DATA FOR PROCESSING.

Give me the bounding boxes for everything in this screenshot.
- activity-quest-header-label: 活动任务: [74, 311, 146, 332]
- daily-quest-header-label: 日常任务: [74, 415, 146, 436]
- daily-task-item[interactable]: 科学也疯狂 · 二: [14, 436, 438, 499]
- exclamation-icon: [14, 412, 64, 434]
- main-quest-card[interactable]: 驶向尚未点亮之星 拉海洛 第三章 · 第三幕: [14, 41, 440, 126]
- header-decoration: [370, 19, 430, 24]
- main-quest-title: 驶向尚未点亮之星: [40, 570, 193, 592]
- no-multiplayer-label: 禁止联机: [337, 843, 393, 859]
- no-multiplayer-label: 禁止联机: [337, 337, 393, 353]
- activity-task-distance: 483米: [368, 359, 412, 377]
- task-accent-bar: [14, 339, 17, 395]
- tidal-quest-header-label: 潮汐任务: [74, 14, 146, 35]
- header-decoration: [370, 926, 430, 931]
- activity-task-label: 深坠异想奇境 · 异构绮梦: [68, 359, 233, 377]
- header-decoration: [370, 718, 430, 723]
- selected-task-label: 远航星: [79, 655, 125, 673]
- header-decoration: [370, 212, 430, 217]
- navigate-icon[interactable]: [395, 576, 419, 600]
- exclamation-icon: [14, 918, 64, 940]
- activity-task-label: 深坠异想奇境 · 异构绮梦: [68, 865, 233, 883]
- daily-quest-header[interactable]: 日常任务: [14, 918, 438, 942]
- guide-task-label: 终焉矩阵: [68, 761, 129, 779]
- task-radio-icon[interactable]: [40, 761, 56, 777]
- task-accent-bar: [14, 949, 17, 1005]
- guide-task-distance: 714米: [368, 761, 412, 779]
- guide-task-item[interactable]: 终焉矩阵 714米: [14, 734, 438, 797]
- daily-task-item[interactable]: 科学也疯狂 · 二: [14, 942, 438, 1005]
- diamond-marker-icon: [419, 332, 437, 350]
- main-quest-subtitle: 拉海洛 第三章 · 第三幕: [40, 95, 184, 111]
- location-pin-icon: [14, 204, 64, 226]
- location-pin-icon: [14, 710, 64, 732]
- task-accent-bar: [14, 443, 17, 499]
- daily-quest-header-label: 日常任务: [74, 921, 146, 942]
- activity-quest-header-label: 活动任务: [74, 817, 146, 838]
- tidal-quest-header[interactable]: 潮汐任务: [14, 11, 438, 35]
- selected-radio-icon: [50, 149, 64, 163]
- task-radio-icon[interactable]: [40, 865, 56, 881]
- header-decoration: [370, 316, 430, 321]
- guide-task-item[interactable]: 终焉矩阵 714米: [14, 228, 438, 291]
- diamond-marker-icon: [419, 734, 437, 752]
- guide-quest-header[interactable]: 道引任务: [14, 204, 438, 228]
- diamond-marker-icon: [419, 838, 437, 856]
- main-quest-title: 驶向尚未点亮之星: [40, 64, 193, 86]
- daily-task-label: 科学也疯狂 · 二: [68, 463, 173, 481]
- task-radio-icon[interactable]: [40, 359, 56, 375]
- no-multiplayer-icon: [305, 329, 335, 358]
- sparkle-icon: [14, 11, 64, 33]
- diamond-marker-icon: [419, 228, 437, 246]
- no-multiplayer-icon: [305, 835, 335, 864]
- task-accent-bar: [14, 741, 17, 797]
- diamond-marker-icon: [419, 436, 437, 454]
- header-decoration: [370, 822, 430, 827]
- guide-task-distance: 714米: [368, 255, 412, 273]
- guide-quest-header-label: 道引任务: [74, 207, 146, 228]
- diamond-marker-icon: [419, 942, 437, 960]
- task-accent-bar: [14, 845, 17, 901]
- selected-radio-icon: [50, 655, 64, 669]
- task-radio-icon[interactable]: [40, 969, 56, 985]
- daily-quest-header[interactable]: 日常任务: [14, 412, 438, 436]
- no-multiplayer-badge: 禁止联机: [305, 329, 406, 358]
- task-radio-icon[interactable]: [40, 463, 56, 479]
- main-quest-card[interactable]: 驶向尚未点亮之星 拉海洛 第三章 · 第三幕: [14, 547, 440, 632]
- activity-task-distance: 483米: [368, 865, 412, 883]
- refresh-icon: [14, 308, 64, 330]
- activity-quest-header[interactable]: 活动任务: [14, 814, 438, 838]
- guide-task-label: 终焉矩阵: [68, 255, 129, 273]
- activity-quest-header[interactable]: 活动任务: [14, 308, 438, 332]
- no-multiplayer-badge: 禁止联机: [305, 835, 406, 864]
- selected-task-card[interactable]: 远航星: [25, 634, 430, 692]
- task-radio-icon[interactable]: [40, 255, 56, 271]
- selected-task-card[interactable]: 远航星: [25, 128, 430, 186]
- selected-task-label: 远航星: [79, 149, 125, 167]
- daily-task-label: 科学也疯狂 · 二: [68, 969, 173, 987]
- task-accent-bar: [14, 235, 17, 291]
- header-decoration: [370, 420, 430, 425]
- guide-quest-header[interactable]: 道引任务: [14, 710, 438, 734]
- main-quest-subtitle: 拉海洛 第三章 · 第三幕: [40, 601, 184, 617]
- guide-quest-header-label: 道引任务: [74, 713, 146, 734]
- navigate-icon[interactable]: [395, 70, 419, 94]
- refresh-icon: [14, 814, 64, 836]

WHAT THE TASK ASKS.
Quote the data verbatim, beginning with its first line and continuing through the line containing "- main-quest-subtitle: 拉海洛 第三章 · 第三幕: [40, 95, 184, 111]". Include that final line.

SOLUTION TO THIS PROBLEM.
Give me the bounding boxes for everything in this screenshot.
- activity-quest-header-label: 活动任务: [74, 311, 146, 332]
- daily-quest-header-label: 日常任务: [74, 415, 146, 436]
- daily-task-item[interactable]: 科学也疯狂 · 二: [14, 436, 438, 499]
- exclamation-icon: [14, 412, 64, 434]
- main-quest-card[interactable]: 驶向尚未点亮之星 拉海洛 第三章 · 第三幕: [14, 41, 440, 126]
- header-decoration: [370, 19, 430, 24]
- main-quest-title: 驶向尚未点亮之星: [40, 570, 193, 592]
- no-multiplayer-label: 禁止联机: [337, 843, 393, 859]
- no-multiplayer-label: 禁止联机: [337, 337, 393, 353]
- activity-task-distance: 483米: [368, 359, 412, 377]
- task-accent-bar: [14, 339, 17, 395]
- tidal-quest-header-label: 潮汐任务: [74, 14, 146, 35]
- header-decoration: [370, 926, 430, 931]
- activity-task-label: 深坠异想奇境 · 异构绮梦: [68, 359, 233, 377]
- header-decoration: [370, 718, 430, 723]
- selected-task-label: 远航星: [79, 655, 125, 673]
- header-decoration: [370, 212, 430, 217]
- navigate-icon[interactable]: [395, 576, 419, 600]
- exclamation-icon: [14, 918, 64, 940]
- activity-task-label: 深坠异想奇境 · 异构绮梦: [68, 865, 233, 883]
- daily-quest-header[interactable]: 日常任务: [14, 918, 438, 942]
- guide-task-label: 终焉矩阵: [68, 761, 129, 779]
- task-radio-icon[interactable]: [40, 761, 56, 777]
- task-accent-bar: [14, 949, 17, 1005]
- guide-task-distance: 714米: [368, 761, 412, 779]
- guide-task-item[interactable]: 终焉矩阵 714米: [14, 734, 438, 797]
- daily-task-item[interactable]: 科学也疯狂 · 二: [14, 942, 438, 1005]
- diamond-marker-icon: [419, 332, 437, 350]
- main-quest-subtitle: 拉海洛 第三章 · 第三幕: [40, 95, 184, 111]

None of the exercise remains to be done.